Exercise details: Reproduce the rows below word for word, from the first one through the row that contains "UI element localization: list", with both ends included. Omit the pictures.
>>>
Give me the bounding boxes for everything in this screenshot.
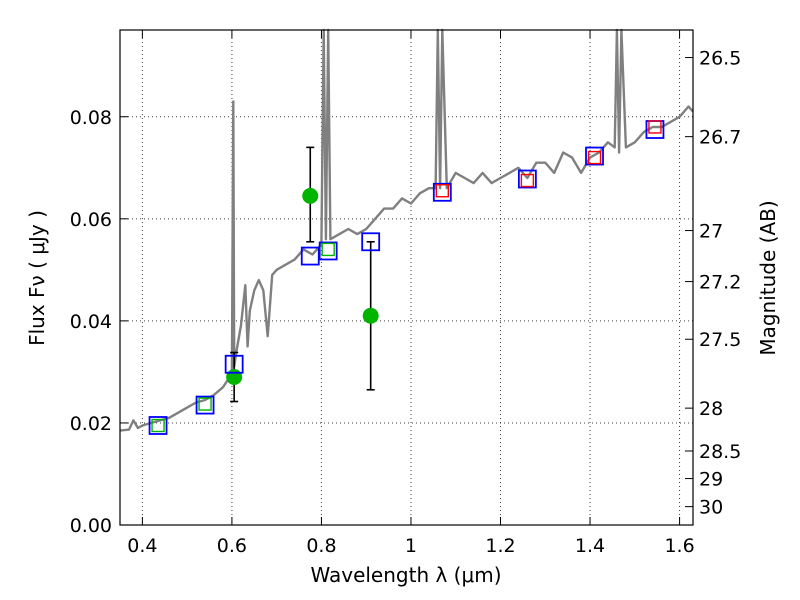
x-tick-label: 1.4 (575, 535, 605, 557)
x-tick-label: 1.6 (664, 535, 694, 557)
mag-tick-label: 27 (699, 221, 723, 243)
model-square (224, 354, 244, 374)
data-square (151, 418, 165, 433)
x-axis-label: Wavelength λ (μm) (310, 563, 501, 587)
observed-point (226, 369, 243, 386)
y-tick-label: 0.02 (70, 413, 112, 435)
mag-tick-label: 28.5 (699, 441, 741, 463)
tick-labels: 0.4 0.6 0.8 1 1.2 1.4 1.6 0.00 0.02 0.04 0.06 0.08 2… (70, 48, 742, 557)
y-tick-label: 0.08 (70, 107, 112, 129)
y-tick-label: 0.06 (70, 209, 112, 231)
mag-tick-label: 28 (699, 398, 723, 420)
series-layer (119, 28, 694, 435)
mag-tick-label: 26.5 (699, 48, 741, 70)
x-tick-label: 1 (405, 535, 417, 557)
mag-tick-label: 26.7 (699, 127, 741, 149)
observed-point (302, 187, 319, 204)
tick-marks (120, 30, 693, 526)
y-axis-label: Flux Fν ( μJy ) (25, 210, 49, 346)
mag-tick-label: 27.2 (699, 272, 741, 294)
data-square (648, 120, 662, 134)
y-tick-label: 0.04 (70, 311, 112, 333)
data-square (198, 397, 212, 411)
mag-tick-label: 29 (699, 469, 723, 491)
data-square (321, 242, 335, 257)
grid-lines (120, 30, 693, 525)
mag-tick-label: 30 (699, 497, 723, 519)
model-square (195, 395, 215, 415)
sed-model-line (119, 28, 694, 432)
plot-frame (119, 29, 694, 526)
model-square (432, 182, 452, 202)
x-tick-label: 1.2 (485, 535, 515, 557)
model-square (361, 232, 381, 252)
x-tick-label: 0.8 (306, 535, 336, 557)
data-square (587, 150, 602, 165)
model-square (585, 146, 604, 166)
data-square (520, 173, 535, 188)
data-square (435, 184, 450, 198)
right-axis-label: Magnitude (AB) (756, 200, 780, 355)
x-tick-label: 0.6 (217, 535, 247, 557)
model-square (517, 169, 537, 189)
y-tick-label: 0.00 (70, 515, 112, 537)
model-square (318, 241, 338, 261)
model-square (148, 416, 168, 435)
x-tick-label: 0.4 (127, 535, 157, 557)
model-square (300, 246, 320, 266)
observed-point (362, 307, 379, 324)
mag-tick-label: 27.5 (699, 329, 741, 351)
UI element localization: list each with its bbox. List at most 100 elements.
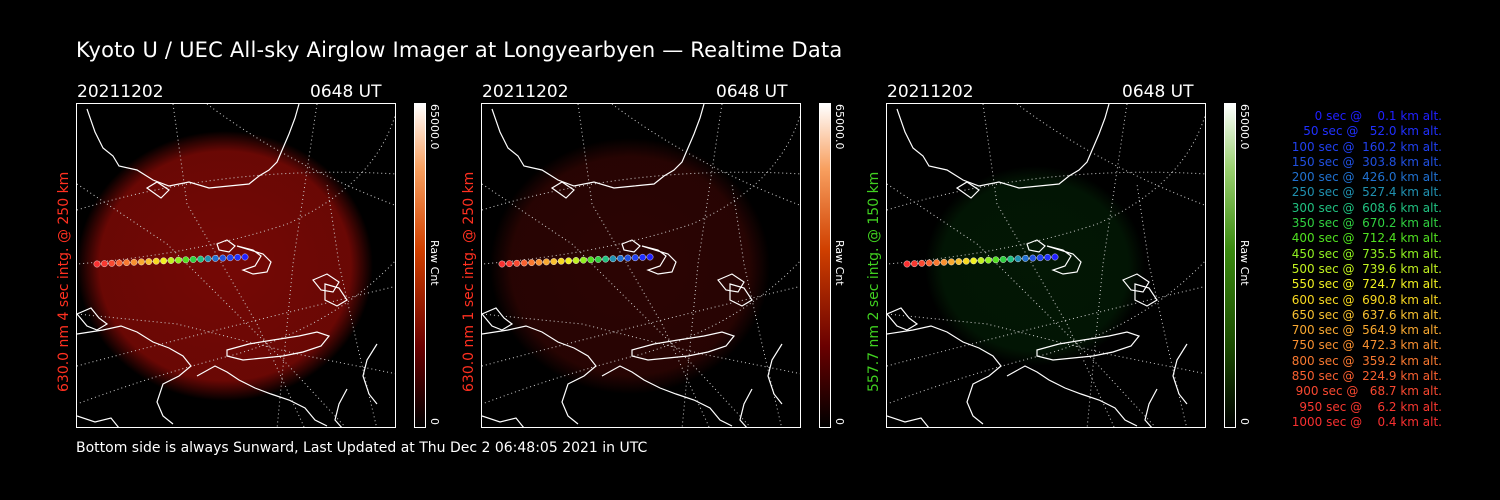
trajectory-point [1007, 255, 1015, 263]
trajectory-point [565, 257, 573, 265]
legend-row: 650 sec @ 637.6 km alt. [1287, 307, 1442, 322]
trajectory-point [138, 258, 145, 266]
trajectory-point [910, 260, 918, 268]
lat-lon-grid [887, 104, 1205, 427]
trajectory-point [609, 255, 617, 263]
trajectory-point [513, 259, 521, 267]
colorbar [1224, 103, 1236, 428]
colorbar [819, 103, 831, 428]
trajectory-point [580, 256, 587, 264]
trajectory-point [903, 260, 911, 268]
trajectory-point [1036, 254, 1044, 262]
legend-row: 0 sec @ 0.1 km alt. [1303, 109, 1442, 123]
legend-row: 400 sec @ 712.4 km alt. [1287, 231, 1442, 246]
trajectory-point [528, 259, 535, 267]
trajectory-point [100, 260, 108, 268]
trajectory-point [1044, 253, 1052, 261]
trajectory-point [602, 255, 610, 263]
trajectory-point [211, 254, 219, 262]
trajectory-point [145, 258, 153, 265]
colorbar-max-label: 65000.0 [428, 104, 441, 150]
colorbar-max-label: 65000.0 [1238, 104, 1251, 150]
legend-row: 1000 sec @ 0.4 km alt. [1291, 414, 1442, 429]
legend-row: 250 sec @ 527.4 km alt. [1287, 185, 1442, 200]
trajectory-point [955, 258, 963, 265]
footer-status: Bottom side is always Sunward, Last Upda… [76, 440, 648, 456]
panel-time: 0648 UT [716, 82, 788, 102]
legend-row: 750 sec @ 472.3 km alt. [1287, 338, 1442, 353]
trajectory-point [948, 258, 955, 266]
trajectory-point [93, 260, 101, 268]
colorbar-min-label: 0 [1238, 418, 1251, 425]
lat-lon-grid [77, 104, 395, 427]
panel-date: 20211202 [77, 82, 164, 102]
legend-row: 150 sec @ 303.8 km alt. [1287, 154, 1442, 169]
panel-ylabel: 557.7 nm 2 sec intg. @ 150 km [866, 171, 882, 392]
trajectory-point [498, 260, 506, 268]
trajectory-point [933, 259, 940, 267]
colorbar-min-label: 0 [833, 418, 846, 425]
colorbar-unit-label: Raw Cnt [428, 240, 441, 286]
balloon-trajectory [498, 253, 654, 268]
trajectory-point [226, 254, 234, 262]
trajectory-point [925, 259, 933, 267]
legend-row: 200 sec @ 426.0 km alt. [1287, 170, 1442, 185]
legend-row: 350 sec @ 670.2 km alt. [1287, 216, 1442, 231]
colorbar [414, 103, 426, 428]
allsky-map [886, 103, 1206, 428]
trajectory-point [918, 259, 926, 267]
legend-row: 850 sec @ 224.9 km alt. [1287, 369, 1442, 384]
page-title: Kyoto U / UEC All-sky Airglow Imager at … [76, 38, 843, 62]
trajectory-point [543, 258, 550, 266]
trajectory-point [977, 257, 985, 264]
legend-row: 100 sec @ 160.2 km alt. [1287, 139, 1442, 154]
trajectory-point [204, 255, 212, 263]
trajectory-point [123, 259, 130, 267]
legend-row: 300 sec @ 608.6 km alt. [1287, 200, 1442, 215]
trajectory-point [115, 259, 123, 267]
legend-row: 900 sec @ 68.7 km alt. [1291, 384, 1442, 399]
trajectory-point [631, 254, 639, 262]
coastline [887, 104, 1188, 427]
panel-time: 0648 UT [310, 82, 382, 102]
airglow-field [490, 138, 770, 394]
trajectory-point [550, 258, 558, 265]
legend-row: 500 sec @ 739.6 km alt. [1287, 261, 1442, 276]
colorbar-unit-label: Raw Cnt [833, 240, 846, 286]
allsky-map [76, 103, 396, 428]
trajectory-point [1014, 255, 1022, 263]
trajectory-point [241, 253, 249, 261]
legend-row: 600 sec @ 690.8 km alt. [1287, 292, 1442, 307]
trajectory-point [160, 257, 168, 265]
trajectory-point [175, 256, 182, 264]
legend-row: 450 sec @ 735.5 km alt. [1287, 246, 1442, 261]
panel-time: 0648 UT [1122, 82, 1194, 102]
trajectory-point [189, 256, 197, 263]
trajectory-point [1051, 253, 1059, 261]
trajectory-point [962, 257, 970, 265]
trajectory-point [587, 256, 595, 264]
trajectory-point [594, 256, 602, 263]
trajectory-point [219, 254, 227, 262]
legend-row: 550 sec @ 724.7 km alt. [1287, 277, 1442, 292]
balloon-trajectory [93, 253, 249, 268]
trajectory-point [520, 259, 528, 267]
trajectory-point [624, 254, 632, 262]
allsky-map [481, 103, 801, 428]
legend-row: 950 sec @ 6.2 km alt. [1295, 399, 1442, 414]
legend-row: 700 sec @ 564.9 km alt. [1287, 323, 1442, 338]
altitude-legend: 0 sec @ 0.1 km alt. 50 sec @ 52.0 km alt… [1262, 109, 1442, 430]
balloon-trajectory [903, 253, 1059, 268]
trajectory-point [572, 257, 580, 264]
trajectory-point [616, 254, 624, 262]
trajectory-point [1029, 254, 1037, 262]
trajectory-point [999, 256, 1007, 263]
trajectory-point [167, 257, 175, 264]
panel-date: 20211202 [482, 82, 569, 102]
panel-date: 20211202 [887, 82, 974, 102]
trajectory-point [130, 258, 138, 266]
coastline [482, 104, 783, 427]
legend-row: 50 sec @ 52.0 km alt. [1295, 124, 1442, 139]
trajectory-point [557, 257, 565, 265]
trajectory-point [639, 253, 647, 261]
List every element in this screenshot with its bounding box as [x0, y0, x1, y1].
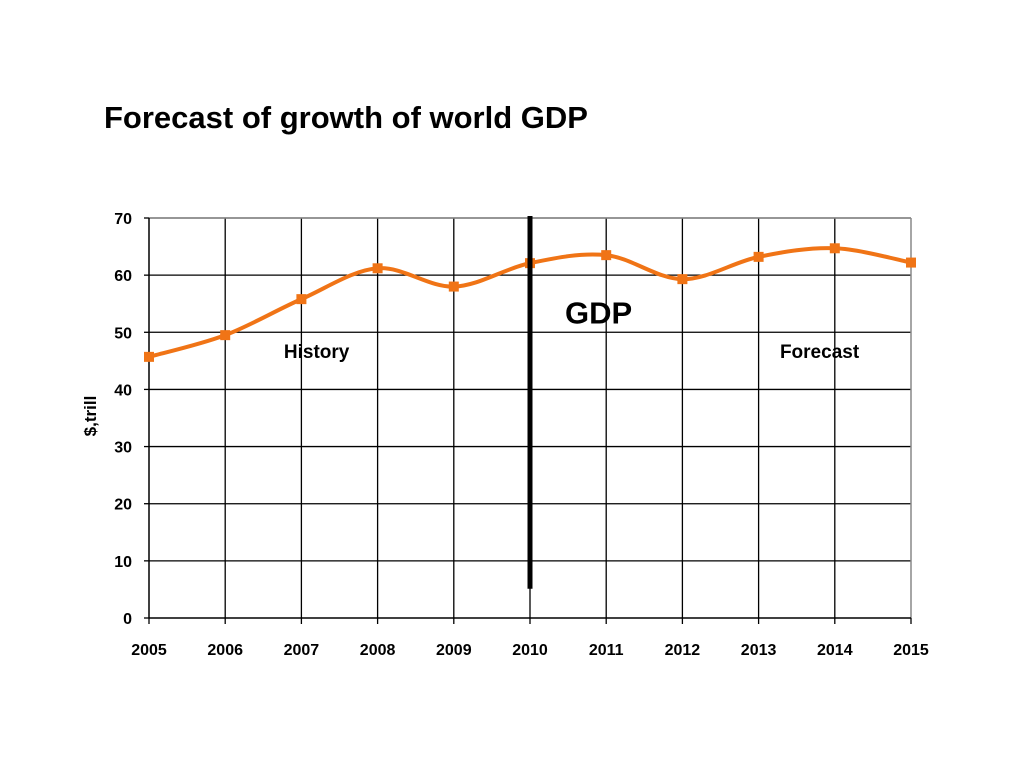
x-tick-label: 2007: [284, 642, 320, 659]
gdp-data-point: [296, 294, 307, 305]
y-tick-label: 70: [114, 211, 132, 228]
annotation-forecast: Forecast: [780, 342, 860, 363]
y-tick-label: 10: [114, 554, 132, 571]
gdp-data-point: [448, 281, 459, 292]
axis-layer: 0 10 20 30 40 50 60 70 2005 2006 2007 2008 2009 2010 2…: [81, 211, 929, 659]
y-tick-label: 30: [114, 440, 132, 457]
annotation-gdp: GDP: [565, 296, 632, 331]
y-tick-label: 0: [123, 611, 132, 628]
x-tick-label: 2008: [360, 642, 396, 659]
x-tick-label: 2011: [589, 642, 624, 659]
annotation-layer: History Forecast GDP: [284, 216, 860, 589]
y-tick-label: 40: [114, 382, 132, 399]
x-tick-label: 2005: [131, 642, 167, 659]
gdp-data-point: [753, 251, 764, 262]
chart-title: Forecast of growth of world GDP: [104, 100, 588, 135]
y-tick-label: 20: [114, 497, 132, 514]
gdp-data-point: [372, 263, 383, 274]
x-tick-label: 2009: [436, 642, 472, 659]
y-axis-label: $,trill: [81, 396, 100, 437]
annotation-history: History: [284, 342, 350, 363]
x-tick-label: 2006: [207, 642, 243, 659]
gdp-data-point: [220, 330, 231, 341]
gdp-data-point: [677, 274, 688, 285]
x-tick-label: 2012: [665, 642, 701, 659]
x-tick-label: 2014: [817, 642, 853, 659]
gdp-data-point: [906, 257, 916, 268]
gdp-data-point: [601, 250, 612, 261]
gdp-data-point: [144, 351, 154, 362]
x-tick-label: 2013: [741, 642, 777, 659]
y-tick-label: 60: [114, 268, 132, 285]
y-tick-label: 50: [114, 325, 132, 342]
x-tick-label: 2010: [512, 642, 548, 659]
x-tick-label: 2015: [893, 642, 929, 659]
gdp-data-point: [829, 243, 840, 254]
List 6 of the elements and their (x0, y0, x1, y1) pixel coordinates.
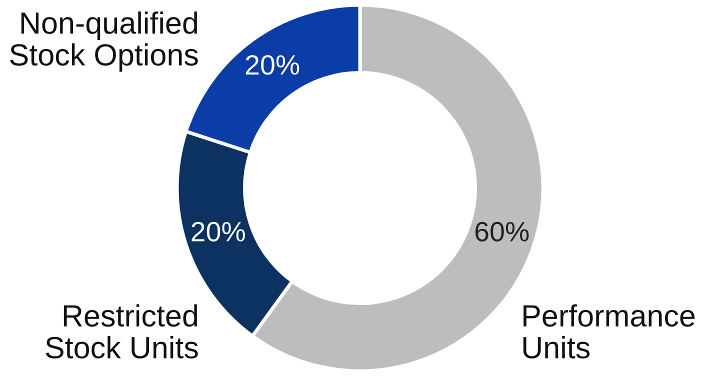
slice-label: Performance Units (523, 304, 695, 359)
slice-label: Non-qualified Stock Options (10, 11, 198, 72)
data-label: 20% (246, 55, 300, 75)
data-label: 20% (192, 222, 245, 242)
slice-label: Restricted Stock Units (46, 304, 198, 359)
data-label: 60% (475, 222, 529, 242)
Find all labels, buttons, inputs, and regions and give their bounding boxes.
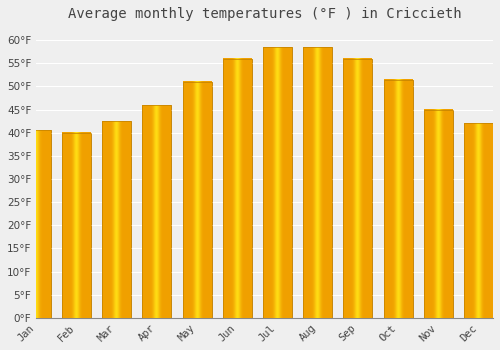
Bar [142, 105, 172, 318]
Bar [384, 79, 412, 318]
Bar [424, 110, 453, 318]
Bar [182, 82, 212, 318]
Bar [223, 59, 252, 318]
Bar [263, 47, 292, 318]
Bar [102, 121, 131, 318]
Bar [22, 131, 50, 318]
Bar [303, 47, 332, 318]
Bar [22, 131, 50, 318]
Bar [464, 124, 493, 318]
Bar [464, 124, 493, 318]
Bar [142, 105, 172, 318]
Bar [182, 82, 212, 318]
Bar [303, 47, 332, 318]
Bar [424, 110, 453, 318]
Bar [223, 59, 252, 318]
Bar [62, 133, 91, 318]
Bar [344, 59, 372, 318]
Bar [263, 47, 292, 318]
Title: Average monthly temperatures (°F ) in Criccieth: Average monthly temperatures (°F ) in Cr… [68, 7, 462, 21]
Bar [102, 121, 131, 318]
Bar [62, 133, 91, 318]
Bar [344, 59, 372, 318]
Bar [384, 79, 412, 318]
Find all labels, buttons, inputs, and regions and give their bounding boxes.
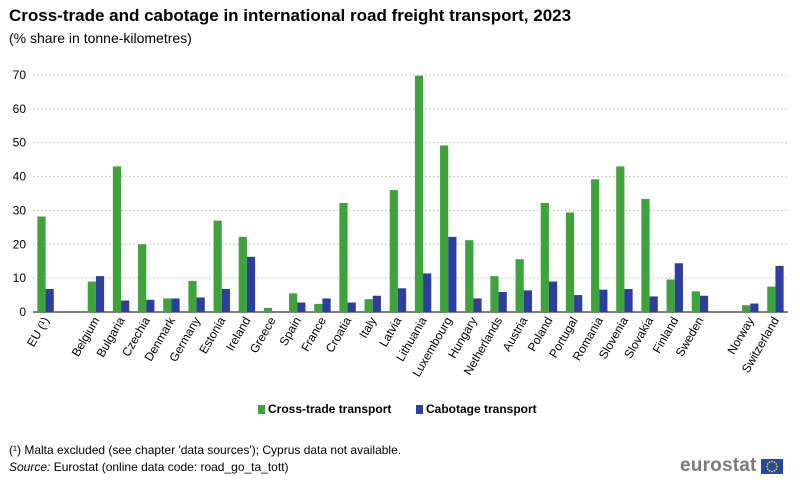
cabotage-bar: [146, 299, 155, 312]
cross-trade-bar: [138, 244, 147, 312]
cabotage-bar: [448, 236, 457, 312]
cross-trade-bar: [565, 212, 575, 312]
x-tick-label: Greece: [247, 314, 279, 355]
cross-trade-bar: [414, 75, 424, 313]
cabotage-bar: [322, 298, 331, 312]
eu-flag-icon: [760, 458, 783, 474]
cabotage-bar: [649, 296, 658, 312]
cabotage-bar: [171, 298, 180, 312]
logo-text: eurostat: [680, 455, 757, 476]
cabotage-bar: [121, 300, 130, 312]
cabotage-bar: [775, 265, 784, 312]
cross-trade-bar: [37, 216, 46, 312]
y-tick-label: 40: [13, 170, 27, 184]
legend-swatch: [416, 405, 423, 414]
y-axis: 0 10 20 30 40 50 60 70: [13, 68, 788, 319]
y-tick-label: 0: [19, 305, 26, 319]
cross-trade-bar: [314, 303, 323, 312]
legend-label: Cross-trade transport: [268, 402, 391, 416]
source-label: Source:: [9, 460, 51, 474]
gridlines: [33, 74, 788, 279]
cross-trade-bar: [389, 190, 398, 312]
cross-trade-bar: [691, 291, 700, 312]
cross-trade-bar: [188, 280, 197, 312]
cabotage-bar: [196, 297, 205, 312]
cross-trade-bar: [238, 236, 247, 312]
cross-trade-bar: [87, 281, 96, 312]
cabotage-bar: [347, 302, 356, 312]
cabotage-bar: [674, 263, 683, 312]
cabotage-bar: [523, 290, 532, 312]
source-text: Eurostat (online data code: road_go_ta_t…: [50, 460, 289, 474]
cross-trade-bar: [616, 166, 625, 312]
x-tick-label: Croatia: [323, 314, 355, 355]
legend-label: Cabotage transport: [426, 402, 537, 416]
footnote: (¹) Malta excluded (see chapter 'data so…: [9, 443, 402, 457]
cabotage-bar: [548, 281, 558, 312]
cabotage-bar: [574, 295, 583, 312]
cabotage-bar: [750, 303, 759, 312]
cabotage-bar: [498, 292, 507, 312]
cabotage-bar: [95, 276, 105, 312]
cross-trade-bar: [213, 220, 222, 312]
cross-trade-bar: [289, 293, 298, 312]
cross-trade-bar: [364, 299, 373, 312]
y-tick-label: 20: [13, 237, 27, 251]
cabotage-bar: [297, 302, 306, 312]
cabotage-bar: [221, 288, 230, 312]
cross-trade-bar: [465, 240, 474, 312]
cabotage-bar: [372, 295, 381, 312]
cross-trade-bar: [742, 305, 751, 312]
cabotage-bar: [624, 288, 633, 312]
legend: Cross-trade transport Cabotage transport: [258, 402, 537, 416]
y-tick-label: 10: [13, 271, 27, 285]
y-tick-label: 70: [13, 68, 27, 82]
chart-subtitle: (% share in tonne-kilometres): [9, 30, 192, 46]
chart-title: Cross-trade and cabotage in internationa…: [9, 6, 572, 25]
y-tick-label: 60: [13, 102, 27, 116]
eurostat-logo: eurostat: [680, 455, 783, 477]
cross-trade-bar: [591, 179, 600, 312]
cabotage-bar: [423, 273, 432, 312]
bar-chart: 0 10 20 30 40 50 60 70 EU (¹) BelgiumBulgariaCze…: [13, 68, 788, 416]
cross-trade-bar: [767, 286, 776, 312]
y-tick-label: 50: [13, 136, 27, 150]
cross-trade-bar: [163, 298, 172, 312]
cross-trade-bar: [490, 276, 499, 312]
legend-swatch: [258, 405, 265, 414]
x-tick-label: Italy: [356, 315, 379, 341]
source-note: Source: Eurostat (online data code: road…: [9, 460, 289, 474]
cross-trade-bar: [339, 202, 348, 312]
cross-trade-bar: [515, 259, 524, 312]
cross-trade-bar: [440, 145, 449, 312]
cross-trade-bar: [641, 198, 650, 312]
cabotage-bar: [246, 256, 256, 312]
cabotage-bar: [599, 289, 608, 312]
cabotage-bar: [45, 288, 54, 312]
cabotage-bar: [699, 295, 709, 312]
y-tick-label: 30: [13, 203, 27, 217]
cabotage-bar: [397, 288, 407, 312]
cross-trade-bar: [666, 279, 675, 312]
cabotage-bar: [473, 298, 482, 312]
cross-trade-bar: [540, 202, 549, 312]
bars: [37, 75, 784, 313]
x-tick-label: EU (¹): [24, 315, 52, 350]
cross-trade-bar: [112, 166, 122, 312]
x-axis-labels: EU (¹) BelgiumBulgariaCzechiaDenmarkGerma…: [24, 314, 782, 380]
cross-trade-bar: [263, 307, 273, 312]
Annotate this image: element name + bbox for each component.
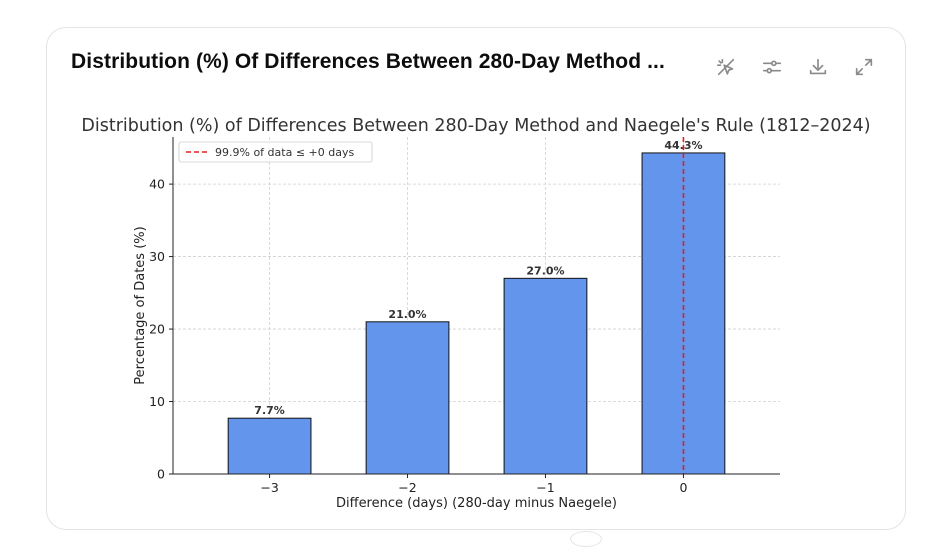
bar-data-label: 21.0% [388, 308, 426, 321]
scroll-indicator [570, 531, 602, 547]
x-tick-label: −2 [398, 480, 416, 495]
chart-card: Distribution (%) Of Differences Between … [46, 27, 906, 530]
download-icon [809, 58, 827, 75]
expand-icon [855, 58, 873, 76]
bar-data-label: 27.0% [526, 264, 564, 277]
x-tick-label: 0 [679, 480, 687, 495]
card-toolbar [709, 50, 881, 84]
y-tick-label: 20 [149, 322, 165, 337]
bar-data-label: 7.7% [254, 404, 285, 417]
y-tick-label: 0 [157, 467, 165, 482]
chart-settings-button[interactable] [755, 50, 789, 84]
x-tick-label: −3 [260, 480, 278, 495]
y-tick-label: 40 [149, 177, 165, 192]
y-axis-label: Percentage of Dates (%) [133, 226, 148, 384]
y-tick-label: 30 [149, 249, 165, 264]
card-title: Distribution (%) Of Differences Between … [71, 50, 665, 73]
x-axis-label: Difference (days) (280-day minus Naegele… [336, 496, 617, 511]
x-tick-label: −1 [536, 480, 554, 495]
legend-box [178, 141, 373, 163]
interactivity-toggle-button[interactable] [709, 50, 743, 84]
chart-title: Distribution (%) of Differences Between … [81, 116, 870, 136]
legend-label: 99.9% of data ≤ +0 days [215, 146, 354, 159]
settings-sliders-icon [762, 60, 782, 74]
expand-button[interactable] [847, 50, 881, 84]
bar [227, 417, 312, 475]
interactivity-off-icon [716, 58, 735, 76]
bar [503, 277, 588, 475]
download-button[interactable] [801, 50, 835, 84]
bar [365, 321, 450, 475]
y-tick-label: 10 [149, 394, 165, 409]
<<<
Exercise response:
Give me the bounding boxes for everything in this screenshot.
x-tick-label: 1.4 (575, 535, 605, 557)
x-tick-label: 1.6 (664, 535, 694, 557)
mag-tick-label: 27 (699, 221, 723, 243)
model-square (224, 354, 244, 374)
data-square (151, 418, 165, 433)
x-axis-label: Wavelength λ (μm) (310, 563, 501, 587)
observed-point (226, 369, 243, 386)
y-tick-label: 0.02 (70, 413, 112, 435)
mag-tick-label: 28.5 (699, 441, 741, 463)
tick-labels: 0.4 0.6 0.8 1 1.2 1.4 1.6 0.00 0.02 0.04 0.06 0.08 2… (70, 48, 742, 557)
y-tick-label: 0.08 (70, 107, 112, 129)
y-tick-label: 0.06 (70, 209, 112, 231)
mag-tick-label: 28 (699, 398, 723, 420)
series-layer (119, 28, 694, 435)
mag-tick-label: 26.5 (699, 48, 741, 70)
x-tick-label: 1 (405, 535, 417, 557)
mag-tick-label: 26.7 (699, 127, 741, 149)
observed-point (302, 187, 319, 204)
tick-marks (120, 30, 693, 526)
y-axis-label: Flux Fν ( μJy ) (25, 210, 49, 346)
mag-tick-label: 27.2 (699, 272, 741, 294)
data-square (648, 120, 662, 134)
y-tick-label: 0.04 (70, 311, 112, 333)
data-square (198, 397, 212, 411)
mag-tick-label: 29 (699, 469, 723, 491)
data-square (321, 242, 335, 257)
grid-lines (120, 30, 693, 525)
mag-tick-label: 30 (699, 497, 723, 519)
model-square (195, 395, 215, 415)
sed-model-line (119, 28, 694, 432)
plot-frame (119, 29, 694, 526)
model-square (432, 182, 452, 202)
x-tick-label: 1.2 (485, 535, 515, 557)
model-square (361, 232, 381, 252)
x-tick-label: 0.8 (306, 535, 336, 557)
data-square (587, 150, 602, 165)
model-square (585, 146, 604, 166)
data-square (520, 173, 535, 188)
data-square (435, 184, 450, 198)
right-axis-label: Magnitude (AB) (756, 200, 780, 355)
x-tick-label: 0.6 (217, 535, 247, 557)
model-square (517, 169, 537, 189)
y-tick-label: 0.00 (70, 515, 112, 537)
model-square (318, 241, 338, 261)
model-square (148, 416, 168, 435)
x-tick-label: 0.4 (127, 535, 157, 557)
model-square (300, 246, 320, 266)
observed-point (362, 307, 379, 324)
mag-tick-label: 27.5 (699, 329, 741, 351)
UI element localization: list each with its bbox. List at most 100 elements.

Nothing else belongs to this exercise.